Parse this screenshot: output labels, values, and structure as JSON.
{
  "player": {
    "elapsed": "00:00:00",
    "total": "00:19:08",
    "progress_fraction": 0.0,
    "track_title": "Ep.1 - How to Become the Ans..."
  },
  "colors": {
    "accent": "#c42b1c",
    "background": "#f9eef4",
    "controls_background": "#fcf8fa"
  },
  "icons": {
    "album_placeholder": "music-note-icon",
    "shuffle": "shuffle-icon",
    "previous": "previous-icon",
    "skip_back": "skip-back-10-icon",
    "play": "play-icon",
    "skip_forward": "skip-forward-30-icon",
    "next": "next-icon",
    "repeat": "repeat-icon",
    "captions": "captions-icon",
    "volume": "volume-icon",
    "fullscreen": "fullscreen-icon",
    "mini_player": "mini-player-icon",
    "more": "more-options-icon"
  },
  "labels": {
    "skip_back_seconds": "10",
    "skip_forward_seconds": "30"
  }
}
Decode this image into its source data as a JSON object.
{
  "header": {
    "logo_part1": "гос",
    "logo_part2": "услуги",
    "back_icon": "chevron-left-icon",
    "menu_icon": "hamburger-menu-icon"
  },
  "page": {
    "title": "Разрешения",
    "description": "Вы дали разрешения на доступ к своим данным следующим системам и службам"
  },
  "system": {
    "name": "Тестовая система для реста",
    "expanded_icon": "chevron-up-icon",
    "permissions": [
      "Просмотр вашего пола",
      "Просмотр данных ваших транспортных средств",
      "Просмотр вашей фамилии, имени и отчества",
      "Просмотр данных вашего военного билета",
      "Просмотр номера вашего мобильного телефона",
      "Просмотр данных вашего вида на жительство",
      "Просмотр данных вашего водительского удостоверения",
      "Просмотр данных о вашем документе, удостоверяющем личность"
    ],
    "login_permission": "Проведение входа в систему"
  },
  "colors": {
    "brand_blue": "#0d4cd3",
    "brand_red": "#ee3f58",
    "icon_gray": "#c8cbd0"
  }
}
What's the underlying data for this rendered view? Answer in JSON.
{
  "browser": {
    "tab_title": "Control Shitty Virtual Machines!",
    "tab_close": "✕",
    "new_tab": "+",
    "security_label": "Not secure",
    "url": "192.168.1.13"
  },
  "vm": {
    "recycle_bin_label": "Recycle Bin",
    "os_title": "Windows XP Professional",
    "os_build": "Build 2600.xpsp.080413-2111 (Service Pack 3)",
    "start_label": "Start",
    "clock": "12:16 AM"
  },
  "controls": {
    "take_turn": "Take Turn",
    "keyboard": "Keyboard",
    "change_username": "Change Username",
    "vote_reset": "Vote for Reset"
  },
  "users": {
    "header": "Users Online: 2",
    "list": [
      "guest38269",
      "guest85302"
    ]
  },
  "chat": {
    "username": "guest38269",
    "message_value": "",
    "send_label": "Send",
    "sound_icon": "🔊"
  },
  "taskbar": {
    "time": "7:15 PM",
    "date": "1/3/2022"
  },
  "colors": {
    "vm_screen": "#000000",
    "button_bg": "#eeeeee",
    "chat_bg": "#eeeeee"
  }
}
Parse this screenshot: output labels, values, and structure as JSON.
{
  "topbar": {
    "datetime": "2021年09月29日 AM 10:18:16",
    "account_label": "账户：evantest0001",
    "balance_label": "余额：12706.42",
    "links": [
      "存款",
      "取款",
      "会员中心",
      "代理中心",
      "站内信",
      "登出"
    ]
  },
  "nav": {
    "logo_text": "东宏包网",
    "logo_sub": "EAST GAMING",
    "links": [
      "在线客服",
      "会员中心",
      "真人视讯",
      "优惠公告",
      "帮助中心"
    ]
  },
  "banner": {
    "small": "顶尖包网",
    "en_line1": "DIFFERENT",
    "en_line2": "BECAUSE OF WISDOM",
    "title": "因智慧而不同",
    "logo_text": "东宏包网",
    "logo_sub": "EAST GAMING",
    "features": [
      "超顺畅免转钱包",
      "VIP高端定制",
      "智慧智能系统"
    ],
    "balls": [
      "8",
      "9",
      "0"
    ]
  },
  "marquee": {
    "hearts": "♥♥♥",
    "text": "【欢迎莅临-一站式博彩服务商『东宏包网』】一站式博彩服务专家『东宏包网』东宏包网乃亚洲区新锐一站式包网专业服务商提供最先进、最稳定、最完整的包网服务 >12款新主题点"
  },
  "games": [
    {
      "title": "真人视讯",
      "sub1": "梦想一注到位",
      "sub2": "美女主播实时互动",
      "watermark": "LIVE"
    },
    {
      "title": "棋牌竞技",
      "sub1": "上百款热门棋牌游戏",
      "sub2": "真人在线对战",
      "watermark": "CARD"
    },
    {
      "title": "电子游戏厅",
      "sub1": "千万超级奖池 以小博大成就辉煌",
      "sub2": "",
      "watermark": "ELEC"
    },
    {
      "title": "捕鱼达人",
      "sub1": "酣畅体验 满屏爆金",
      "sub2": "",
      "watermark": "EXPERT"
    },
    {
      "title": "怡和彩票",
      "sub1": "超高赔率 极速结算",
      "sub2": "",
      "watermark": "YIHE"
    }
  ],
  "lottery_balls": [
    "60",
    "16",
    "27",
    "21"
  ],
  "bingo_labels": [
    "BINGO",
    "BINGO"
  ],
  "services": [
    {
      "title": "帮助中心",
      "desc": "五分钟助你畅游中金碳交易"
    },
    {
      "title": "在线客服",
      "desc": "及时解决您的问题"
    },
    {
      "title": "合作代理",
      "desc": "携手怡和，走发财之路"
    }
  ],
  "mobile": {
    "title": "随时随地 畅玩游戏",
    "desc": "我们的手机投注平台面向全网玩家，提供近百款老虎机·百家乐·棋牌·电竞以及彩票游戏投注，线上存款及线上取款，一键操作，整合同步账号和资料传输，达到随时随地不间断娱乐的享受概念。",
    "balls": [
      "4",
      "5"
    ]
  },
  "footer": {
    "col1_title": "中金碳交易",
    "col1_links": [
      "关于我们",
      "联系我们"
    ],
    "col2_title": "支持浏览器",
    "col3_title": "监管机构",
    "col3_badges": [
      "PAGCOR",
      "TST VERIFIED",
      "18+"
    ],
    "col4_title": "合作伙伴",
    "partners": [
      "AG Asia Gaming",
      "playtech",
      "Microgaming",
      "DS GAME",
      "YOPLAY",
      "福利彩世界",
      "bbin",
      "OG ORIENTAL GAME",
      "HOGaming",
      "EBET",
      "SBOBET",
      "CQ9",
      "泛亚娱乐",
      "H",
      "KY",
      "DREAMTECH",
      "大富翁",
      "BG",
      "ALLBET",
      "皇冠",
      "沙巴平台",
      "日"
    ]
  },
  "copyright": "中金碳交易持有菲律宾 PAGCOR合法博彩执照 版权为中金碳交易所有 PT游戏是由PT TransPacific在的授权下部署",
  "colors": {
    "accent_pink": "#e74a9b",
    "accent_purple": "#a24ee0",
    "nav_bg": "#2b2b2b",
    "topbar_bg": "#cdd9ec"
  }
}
_ _ _ _ _
- [Exercise details] Transcribe all the entries, keeping each one exactly as it is.

- [Reply to the task]
Parse this screenshot: output labels, values, and structure as JSON.
{
  "player": {
    "elapsed": "00:00:00",
    "total": "00:19:08",
    "progress_fraction": 0.0,
    "track_title": "Ep.1 - How to Become the Ans..."
  },
  "colors": {
    "accent": "#c42b1c",
    "background": "#f9eef4",
    "controls_background": "#fcf8fa"
  },
  "icons": {
    "album_placeholder": "music-note-icon",
    "shuffle": "shuffle-icon",
    "previous": "previous-icon",
    "skip_back": "skip-back-10-icon",
    "play": "play-icon",
    "skip_forward": "skip-forward-30-icon",
    "next": "next-icon",
    "repeat": "repeat-icon",
    "captions": "captions-icon",
    "volume": "volume-icon",
    "fullscreen": "fullscreen-icon",
    "mini_player": "mini-player-icon",
    "more": "more-options-icon"
  },
  "labels": {
    "skip_back_seconds": "10",
    "skip_forward_seconds": "30"
  }
}
Decode this image into its source data as a JSON object.
{
  "header": {
    "logo_part1": "гос",
    "logo_part2": "услуги",
    "back_icon": "chevron-left-icon",
    "menu_icon": "hamburger-menu-icon"
  },
  "page": {
    "title": "Разрешения",
    "description": "Вы дали разрешения на доступ к своим данным следующим системам и службам"
  },
  "system": {
    "name": "Тестовая система для реста",
    "expanded_icon": "chevron-up-icon",
    "permissions": [
      "Просмотр вашего пола",
      "Просмотр данных ваших транспортных средств",
      "Просмотр вашей фамилии, имени и отчества",
      "Просмотр данных вашего военного билета",
      "Просмотр номера вашего мобильного телефона",
      "Просмотр данных вашего вида на жительство",
      "Просмотр данных вашего водительского удостоверения",
      "Просмотр данных о вашем документе, удостоверяющем личность"
    ],
    "login_permission": "Проведение входа в систему"
  },
  "colors": {
    "brand_blue": "#0d4cd3",
    "brand_red": "#ee3f58",
    "icon_gray": "#c8cbd0"
  }
}
What's the underlying data for this rendered view? Answer in JSON.
{
  "browser": {
    "tab_title": "Control Shitty Virtual Machines!",
    "tab_close": "✕",
    "new_tab": "+",
    "security_label": "Not secure",
    "url": "192.168.1.13"
  },
  "vm": {
    "recycle_bin_label": "Recycle Bin",
    "os_title": "Windows XP Professional",
    "os_build": "Build 2600.xpsp.080413-2111 (Service Pack 3)",
    "start_label": "Start",
    "clock": "12:16 AM"
  },
  "controls": {
    "take_turn": "Take Turn",
    "keyboard": "Keyboard",
    "change_username": "Change Username",
    "vote_reset": "Vote for Reset"
  },
  "users": {
    "header": "Users Online: 2",
    "list": [
      "guest38269",
      "guest85302"
    ]
  },
  "chat": {
    "username": "guest38269",
    "message_value": "",
    "send_label": "Send",
    "sound_icon": "🔊"
  },
  "taskbar": {
    "time": "7:15 PM",
    "date": "1/3/2022"
  },
  "colors": {
    "vm_screen": "#000000",
    "button_bg": "#eeeeee",
    "chat_bg": "#eeeeee"
  }
}
Parse this screenshot: output labels, values, and structure as JSON.
{
  "topbar": {
    "datetime": "2021年09月29日 AM 10:18:16",
    "account_label": "账户：evantest0001",
    "balance_label": "余额：12706.42",
    "links": [
      "存款",
      "取款",
      "会员中心",
      "代理中心",
      "站内信",
      "登出"
    ]
  },
  "nav": {
    "logo_text": "东宏包网",
    "logo_sub": "EAST GAMING",
    "links": [
      "在线客服",
      "会员中心",
      "真人视讯",
      "优惠公告",
      "帮助中心"
    ]
  },
  "banner": {
    "small": "顶尖包网",
    "en_line1": "DIFFERENT",
    "en_line2": "BECAUSE OF WISDOM",
    "title": "因智慧而不同",
    "logo_text": "东宏包网",
    "logo_sub": "EAST GAMING",
    "features": [
      "超顺畅免转钱包",
      "VIP高端定制",
      "智慧智能系统"
    ],
    "balls": [
      "8",
      "9",
      "0"
    ]
  },
  "marquee": {
    "hearts": "♥♥♥",
    "text": "【欢迎莅临-一站式博彩服务商『东宏包网』】一站式博彩服务专家『东宏包网』东宏包网乃亚洲区新锐一站式包网专业服务商提供最先进、最稳定、最完整的包网服务 >12款新主题点"
  },
  "games": [
    {
      "title": "真人视讯",
      "sub1": "梦想一注到位",
      "sub2": "美女主播实时互动",
      "watermark": "LIVE"
    },
    {
      "title": "棋牌竞技",
      "sub1": "上百款热门棋牌游戏",
      "sub2": "真人在线对战",
      "watermark": "CARD"
    },
    {
      "title": "电子游戏厅",
      "sub1": "千万超级奖池 以小博大成就辉煌",
      "sub2": "",
      "watermark": "ELEC"
    },
    {
      "title": "捕鱼达人",
      "sub1": "酣畅体验 满屏爆金",
      "sub2": "",
      "watermark": "EXPERT"
    },
    {
      "title": "怡和彩票",
      "sub1": "超高赔率 极速结算",
      "sub2": "",
      "watermark": "YIHE"
    }
  ],
  "lottery_balls": [
    "60",
    "16",
    "27",
    "21"
  ],
  "bingo_labels": [
    "BINGO",
    "BINGO"
  ],
  "services": [
    {
      "title": "帮助中心",
      "desc": "五分钟助你畅游中金碳交易"
    },
    {
      "title": "在线客服",
      "desc": "及时解决您的问题"
    },
    {
      "title": "合作代理",
      "desc": "携手怡和，走发财之路"
    }
  ],
  "mobile": {
    "title": "随时随地 畅玩游戏",
    "desc": "我们的手机投注平台面向全网玩家，提供近百款老虎机·百家乐·棋牌·电竞以及彩票游戏投注，线上存款及线上取款，一键操作，整合同步账号和资料传输，达到随时随地不间断娱乐的享受概念。",
    "balls": [
      "4",
      "5"
    ]
  },
  "footer": {
    "col1_title": "中金碳交易",
    "col1_links": [
      "关于我们",
      "联系我们"
    ],
    "col2_title": "支持浏览器",
    "col3_title": "监管机构",
    "col3_badges": [
      "PAGCOR",
      "TST VERIFIED",
      "18+"
    ],
    "col4_title": "合作伙伴",
    "partners": [
      "AG Asia Gaming",
      "playtech",
      "Microgaming",
      "DS GAME",
      "YOPLAY",
      "福利彩世界",
      "bbin",
      "OG ORIENTAL GAME",
      "HOGaming",
      "EBET",
      "SBOBET",
      "CQ9",
      "泛亚娱乐",
      "H",
      "KY",
      "DREAMTECH",
      "大富翁",
      "BG",
      "ALLBET",
      "皇冠",
      "沙巴平台",
      "日"
    ]
  },
  "copyright": "中金碳交易持有菲律宾 PAGCOR合法博彩执照 版权为中金碳交易所有 PT游戏是由PT TransPacific在的授权下部署",
  "colors": {
    "accent_pink": "#e74a9b",
    "accent_purple": "#a24ee0",
    "nav_bg": "#2b2b2b",
    "topbar_bg": "#cdd9ec"
  }
}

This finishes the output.